**AIM:** Find the lines of data that contain the string "UNITED", then list them.

**DATA IN THIS EXERCISE:**
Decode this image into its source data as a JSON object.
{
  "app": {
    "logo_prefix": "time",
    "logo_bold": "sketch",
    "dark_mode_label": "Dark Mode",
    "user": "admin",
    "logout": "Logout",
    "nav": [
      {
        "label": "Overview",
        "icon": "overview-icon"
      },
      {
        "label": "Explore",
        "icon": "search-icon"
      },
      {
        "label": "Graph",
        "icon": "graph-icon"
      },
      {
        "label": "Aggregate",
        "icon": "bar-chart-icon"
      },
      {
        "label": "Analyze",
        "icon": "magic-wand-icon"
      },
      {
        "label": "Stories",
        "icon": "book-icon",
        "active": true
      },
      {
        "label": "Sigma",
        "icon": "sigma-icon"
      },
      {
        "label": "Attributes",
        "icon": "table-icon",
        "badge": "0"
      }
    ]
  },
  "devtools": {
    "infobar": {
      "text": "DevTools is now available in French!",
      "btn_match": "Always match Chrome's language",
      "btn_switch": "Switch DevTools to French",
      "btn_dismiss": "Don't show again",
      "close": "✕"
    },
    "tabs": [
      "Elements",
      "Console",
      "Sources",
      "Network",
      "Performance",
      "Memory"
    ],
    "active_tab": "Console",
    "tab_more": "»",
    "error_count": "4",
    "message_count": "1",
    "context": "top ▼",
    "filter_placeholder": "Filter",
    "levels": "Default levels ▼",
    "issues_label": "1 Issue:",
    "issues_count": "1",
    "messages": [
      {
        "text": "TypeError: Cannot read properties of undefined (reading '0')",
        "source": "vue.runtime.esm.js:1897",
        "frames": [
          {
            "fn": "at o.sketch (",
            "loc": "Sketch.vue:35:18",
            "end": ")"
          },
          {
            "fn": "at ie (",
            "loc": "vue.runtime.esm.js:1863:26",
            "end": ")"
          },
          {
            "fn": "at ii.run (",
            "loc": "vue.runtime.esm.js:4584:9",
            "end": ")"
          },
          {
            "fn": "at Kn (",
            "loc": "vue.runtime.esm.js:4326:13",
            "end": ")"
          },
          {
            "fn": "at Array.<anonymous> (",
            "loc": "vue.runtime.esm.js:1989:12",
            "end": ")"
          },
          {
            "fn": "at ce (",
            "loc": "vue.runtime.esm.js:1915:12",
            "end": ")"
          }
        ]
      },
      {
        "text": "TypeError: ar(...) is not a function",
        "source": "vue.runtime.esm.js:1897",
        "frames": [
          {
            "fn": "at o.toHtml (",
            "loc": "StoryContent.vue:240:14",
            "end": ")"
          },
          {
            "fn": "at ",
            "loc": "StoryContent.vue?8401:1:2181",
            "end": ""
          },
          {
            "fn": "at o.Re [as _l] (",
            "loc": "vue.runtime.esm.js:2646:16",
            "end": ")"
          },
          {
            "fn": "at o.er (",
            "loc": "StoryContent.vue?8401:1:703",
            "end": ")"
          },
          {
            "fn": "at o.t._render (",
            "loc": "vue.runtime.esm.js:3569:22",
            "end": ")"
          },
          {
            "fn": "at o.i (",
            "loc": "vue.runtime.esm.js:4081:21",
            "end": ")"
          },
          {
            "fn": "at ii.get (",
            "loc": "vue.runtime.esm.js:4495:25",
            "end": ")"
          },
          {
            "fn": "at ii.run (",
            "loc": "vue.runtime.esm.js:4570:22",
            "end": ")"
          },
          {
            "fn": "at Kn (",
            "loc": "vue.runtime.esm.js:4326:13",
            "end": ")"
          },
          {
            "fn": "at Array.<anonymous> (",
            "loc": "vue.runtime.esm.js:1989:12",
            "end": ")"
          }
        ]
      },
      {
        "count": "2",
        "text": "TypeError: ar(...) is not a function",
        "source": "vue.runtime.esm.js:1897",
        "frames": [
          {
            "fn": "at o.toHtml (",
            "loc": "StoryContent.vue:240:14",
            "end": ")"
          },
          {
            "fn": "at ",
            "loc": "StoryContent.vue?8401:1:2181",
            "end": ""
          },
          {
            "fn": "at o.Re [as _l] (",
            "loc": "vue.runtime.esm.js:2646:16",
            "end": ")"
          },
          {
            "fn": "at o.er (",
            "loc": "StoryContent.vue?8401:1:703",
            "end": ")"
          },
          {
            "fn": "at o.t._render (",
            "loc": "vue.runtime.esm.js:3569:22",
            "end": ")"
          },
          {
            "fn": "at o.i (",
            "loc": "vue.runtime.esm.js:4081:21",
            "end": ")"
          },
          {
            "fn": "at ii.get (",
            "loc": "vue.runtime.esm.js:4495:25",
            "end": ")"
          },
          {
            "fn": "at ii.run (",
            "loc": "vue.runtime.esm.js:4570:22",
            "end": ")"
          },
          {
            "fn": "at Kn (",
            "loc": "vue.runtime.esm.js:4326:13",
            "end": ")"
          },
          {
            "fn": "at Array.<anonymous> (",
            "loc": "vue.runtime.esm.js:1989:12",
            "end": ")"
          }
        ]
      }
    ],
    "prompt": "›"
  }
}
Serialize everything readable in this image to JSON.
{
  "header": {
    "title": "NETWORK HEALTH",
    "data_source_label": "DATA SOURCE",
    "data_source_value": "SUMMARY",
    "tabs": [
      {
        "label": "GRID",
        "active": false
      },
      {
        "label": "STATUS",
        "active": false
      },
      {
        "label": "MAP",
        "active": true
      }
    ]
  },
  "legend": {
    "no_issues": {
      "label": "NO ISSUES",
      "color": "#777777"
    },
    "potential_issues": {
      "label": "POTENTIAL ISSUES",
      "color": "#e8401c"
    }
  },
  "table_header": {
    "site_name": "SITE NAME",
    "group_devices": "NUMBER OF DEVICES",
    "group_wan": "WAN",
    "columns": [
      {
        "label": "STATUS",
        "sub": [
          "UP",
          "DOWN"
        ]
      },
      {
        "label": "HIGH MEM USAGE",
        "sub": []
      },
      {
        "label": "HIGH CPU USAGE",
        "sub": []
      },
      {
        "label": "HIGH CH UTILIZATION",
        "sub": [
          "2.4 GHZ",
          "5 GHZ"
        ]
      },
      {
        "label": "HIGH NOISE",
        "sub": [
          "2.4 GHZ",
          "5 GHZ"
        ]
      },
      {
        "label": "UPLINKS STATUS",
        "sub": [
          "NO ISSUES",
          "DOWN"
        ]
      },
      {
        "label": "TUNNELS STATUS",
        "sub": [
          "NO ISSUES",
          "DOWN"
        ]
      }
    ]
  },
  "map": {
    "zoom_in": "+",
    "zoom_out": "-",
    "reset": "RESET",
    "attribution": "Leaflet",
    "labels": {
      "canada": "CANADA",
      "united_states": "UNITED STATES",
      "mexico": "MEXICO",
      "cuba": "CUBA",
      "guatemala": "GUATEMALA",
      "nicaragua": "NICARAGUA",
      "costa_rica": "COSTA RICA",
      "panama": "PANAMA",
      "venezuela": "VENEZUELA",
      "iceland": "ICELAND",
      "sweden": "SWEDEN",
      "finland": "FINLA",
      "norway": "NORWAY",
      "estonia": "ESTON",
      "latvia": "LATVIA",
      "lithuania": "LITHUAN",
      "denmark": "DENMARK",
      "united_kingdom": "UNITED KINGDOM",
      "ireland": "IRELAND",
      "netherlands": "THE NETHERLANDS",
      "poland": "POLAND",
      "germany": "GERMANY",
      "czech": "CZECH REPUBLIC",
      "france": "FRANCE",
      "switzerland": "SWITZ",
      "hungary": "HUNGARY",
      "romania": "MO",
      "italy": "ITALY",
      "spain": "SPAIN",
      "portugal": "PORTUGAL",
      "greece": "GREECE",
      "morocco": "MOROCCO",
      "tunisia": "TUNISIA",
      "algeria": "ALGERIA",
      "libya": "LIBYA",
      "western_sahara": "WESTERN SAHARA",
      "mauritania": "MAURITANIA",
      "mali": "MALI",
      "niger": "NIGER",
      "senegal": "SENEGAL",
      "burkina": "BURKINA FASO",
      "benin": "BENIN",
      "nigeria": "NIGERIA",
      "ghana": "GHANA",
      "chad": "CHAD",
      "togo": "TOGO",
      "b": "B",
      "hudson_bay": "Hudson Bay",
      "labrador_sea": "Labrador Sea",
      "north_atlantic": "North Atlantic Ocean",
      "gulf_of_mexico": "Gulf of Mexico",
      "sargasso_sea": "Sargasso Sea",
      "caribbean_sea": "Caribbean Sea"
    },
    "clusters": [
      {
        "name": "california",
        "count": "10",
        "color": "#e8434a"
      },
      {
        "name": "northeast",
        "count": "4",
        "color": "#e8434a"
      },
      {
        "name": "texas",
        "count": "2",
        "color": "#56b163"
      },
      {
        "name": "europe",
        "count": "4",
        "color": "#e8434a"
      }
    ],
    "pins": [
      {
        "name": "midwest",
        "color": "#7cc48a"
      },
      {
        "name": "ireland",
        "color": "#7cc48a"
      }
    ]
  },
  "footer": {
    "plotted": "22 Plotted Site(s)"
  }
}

**RESPONSE BELOW:**
      "united_states": "UNITED STATES",
      "united_kingdom": "UNITED KINGDOM",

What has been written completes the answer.